▶ **STATED EXERCISE**
In the material below, retype every line from the one containing "14, 145, 51]" through the one containing "644, 1741, 664]", both included, without changing a character.

▶ **PROVIDED ENTRIES**
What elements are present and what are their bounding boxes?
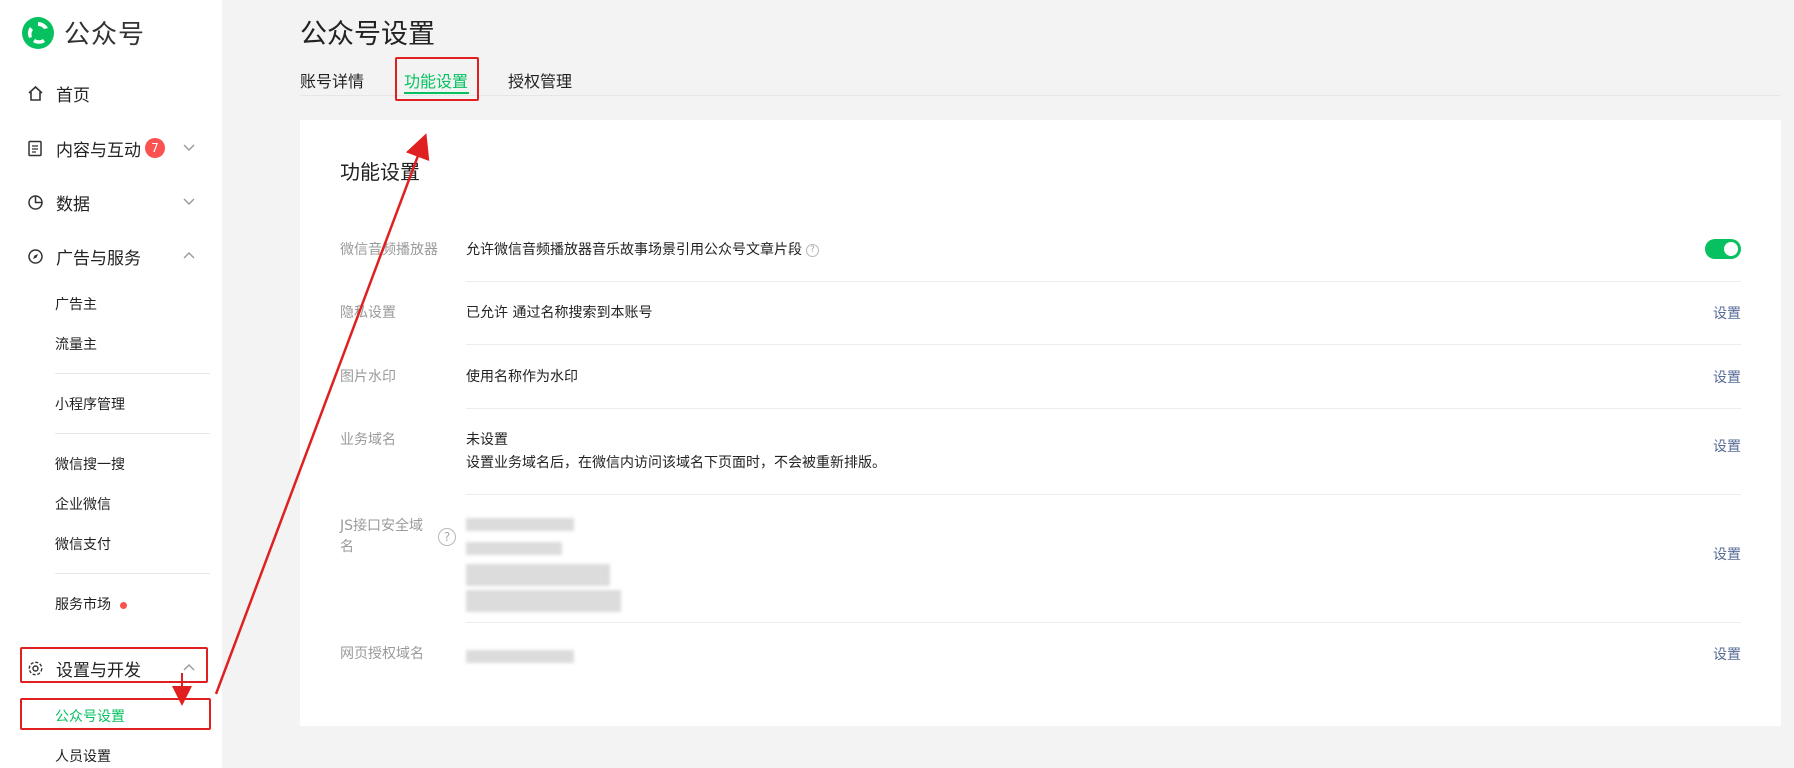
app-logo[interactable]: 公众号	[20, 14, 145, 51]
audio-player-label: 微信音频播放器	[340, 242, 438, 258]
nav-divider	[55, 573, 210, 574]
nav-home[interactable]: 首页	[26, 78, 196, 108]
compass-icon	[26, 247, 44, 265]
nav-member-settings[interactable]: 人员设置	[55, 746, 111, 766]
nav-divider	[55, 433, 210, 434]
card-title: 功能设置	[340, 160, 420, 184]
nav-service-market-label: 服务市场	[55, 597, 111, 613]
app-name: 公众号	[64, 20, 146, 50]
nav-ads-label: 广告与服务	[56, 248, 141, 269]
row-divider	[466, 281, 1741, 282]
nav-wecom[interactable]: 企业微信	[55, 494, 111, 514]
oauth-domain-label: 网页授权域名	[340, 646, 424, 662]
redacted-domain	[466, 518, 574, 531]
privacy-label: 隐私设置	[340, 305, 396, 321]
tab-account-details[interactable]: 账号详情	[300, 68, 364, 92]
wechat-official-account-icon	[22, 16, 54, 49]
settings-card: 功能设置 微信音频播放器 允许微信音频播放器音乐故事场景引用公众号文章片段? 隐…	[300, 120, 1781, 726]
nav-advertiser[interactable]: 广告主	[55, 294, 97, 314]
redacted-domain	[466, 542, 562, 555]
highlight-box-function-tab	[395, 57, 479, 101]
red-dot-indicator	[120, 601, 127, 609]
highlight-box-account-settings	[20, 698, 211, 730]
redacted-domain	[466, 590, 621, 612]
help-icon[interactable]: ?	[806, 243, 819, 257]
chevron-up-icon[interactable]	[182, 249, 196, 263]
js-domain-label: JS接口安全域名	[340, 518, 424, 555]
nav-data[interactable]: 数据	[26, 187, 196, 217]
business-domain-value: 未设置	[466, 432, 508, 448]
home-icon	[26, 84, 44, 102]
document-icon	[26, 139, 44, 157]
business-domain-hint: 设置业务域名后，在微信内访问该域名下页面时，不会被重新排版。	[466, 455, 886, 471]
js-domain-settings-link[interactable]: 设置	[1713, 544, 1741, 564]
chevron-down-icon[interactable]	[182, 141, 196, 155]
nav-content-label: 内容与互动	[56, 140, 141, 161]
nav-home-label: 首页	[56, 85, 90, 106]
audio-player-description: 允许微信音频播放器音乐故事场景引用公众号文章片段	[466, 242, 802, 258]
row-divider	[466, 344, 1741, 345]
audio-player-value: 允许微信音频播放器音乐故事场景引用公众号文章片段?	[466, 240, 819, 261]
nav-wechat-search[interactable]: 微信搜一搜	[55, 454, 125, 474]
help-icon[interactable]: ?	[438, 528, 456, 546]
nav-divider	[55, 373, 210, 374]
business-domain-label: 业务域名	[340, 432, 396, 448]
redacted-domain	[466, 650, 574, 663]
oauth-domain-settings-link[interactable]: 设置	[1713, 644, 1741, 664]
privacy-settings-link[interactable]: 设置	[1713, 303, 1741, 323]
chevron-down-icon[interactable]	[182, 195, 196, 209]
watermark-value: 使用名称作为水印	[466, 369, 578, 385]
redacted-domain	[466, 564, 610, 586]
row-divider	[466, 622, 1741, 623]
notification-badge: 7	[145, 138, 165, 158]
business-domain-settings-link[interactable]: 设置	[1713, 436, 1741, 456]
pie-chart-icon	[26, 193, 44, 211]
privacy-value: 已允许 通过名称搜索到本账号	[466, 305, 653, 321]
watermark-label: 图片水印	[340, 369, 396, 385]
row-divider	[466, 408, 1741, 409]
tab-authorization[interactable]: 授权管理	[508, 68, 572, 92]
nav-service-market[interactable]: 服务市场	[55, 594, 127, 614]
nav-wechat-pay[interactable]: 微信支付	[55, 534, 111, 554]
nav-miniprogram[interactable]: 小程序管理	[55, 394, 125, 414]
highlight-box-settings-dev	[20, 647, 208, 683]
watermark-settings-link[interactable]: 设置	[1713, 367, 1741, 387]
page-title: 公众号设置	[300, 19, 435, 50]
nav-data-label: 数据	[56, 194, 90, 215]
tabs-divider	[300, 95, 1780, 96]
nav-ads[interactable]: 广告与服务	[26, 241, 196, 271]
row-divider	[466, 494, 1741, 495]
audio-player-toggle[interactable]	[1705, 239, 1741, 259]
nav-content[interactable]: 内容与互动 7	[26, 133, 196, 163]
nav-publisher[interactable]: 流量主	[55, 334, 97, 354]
==
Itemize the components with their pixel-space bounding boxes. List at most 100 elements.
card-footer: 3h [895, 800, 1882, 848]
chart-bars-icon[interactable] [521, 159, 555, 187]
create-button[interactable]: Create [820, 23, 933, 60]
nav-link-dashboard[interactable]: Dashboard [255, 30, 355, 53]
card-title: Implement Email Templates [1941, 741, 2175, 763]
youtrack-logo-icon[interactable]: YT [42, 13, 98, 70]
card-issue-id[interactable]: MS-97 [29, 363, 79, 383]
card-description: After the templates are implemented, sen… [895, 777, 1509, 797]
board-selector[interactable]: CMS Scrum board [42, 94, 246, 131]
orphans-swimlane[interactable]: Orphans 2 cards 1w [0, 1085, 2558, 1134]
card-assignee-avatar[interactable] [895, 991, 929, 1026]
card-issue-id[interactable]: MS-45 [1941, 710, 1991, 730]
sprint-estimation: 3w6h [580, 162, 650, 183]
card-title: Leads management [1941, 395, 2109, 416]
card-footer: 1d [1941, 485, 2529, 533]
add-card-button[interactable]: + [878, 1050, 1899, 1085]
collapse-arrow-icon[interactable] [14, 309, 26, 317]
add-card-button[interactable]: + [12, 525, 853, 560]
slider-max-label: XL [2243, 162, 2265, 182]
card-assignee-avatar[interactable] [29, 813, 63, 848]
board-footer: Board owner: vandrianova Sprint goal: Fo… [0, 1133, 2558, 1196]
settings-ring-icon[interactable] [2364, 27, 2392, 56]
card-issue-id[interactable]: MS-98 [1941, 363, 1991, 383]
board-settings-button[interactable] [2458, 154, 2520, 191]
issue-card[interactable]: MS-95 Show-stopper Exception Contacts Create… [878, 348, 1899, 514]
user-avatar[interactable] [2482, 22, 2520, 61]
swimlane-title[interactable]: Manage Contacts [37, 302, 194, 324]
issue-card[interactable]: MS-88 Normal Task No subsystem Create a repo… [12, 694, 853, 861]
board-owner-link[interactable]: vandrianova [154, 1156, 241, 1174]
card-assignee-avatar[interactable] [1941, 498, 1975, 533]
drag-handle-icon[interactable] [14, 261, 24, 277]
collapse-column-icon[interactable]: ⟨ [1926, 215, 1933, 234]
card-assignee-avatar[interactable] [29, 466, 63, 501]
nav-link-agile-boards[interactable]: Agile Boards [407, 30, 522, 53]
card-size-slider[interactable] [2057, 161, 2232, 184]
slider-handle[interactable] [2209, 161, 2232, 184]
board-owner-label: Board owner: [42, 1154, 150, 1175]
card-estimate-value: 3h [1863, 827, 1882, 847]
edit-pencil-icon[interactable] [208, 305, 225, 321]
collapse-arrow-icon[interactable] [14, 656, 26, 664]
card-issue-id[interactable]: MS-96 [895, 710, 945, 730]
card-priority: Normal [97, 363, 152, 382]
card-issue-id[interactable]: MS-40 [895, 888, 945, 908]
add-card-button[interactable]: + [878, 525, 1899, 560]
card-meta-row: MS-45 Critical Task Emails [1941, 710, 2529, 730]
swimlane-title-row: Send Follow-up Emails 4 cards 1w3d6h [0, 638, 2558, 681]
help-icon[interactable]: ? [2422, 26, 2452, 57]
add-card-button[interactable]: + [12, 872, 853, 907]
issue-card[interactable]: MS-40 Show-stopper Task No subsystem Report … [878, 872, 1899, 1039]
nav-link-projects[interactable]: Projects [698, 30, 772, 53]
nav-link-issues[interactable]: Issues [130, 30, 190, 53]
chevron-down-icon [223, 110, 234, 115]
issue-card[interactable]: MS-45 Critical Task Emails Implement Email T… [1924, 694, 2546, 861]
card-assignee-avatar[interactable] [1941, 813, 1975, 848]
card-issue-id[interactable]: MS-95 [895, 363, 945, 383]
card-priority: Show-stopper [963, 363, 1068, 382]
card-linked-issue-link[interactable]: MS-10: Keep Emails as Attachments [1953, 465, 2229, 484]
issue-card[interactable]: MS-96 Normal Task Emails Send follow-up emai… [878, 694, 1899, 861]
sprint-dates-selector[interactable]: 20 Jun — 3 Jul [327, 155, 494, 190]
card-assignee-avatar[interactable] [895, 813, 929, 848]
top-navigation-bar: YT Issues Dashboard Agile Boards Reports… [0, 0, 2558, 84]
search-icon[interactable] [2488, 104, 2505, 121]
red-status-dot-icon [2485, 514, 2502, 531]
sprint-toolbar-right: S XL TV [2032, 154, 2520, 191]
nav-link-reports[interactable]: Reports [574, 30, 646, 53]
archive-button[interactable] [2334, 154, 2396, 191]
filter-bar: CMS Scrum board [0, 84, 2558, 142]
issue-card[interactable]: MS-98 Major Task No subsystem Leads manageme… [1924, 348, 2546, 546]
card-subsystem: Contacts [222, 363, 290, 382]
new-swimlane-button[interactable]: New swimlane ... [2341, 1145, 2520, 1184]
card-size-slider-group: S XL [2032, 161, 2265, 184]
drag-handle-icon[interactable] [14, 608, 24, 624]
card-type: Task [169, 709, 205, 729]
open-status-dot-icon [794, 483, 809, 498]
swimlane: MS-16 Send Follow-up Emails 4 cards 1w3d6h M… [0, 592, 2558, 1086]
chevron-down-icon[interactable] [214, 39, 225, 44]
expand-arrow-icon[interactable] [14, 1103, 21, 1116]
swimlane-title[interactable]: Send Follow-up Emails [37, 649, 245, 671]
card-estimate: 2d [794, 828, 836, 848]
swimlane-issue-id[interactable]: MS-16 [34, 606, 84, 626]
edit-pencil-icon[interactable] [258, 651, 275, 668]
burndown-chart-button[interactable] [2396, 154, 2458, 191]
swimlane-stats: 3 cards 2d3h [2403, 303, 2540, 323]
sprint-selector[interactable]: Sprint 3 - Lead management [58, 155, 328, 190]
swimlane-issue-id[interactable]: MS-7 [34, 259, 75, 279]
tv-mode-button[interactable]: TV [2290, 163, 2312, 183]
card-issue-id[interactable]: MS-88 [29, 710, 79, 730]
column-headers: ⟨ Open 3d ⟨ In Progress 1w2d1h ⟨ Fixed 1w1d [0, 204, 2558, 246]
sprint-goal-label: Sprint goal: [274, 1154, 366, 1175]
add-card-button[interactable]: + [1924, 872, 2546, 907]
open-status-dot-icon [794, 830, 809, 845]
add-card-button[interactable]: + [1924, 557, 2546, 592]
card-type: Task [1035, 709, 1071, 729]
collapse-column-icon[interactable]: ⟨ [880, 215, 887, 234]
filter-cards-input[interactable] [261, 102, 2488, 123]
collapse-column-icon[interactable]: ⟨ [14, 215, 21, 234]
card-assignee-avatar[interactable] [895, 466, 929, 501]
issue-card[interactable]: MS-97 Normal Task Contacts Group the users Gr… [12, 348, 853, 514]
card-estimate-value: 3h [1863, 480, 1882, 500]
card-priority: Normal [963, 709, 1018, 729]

▶ **RESPONSE TO THIS TASK**
app-logo[interactable]: 公众号	[20, 14, 145, 51]
audio-player-label: 微信音频播放器	[340, 242, 438, 258]
nav-divider	[55, 573, 210, 574]
nav-home[interactable]: 首页	[26, 78, 196, 108]
compass-icon	[26, 247, 44, 265]
nav-member-settings[interactable]: 人员设置	[55, 746, 111, 766]
nav-divider	[55, 433, 210, 434]
card-title: 功能设置	[340, 160, 420, 184]
nav-service-market-label: 服务市场	[55, 597, 111, 613]
app-name: 公众号	[64, 20, 146, 50]
nav-ads-label: 广告与服务	[56, 248, 141, 269]
row-divider	[466, 281, 1741, 282]
nav-wecom[interactable]: 企业微信	[55, 494, 111, 514]
oauth-domain-label: 网页授权域名	[340, 646, 424, 662]
redacted-domain	[466, 518, 574, 531]
privacy-label: 隐私设置	[340, 305, 396, 321]
tab-account-details[interactable]: 账号详情	[300, 68, 364, 92]
wechat-official-account-icon	[22, 16, 54, 49]
settings-card: 功能设置 微信音频播放器 允许微信音频播放器音乐故事场景引用公众号文章片段? 隐…	[300, 120, 1781, 726]
nav-advertiser[interactable]: 广告主	[55, 294, 97, 314]
redacted-domain	[466, 542, 562, 555]
highlight-box-function-tab	[395, 57, 479, 101]
red-dot-indicator	[120, 601, 127, 609]
highlight-box-account-settings	[20, 698, 211, 730]
redacted-domain	[466, 590, 621, 612]
help-icon[interactable]: ?	[806, 243, 819, 257]
chevron-up-icon[interactable]	[182, 249, 196, 263]
js-domain-label: JS接口安全域名	[340, 518, 424, 555]
nav-data[interactable]: 数据	[26, 187, 196, 217]
business-domain-value: 未设置	[466, 432, 508, 448]
home-icon	[26, 84, 44, 102]
document-icon	[26, 139, 44, 157]
business-domain-hint: 设置业务域名后，在微信内访问该域名下页面时，不会被重新排版。	[466, 455, 886, 471]
js-domain-settings-link[interactable]: 设置	[1713, 544, 1741, 564]
chevron-down-icon[interactable]	[182, 141, 196, 155]
nav-content-label: 内容与互动	[56, 140, 141, 161]
nav-home-label: 首页	[56, 85, 90, 106]
audio-player-description: 允许微信音频播放器音乐故事场景引用公众号文章片段	[466, 242, 802, 258]
row-divider	[466, 344, 1741, 345]
audio-player-value: 允许微信音频播放器音乐故事场景引用公众号文章片段?	[466, 240, 819, 261]
nav-wechat-search[interactable]: 微信搜一搜	[55, 454, 125, 474]
help-icon[interactable]: ?	[438, 528, 456, 546]
nav-divider	[55, 373, 210, 374]
business-domain-label: 业务域名	[340, 432, 396, 448]
redacted-domain	[466, 650, 574, 663]
oauth-domain-settings-link[interactable]: 设置	[1713, 644, 1741, 664]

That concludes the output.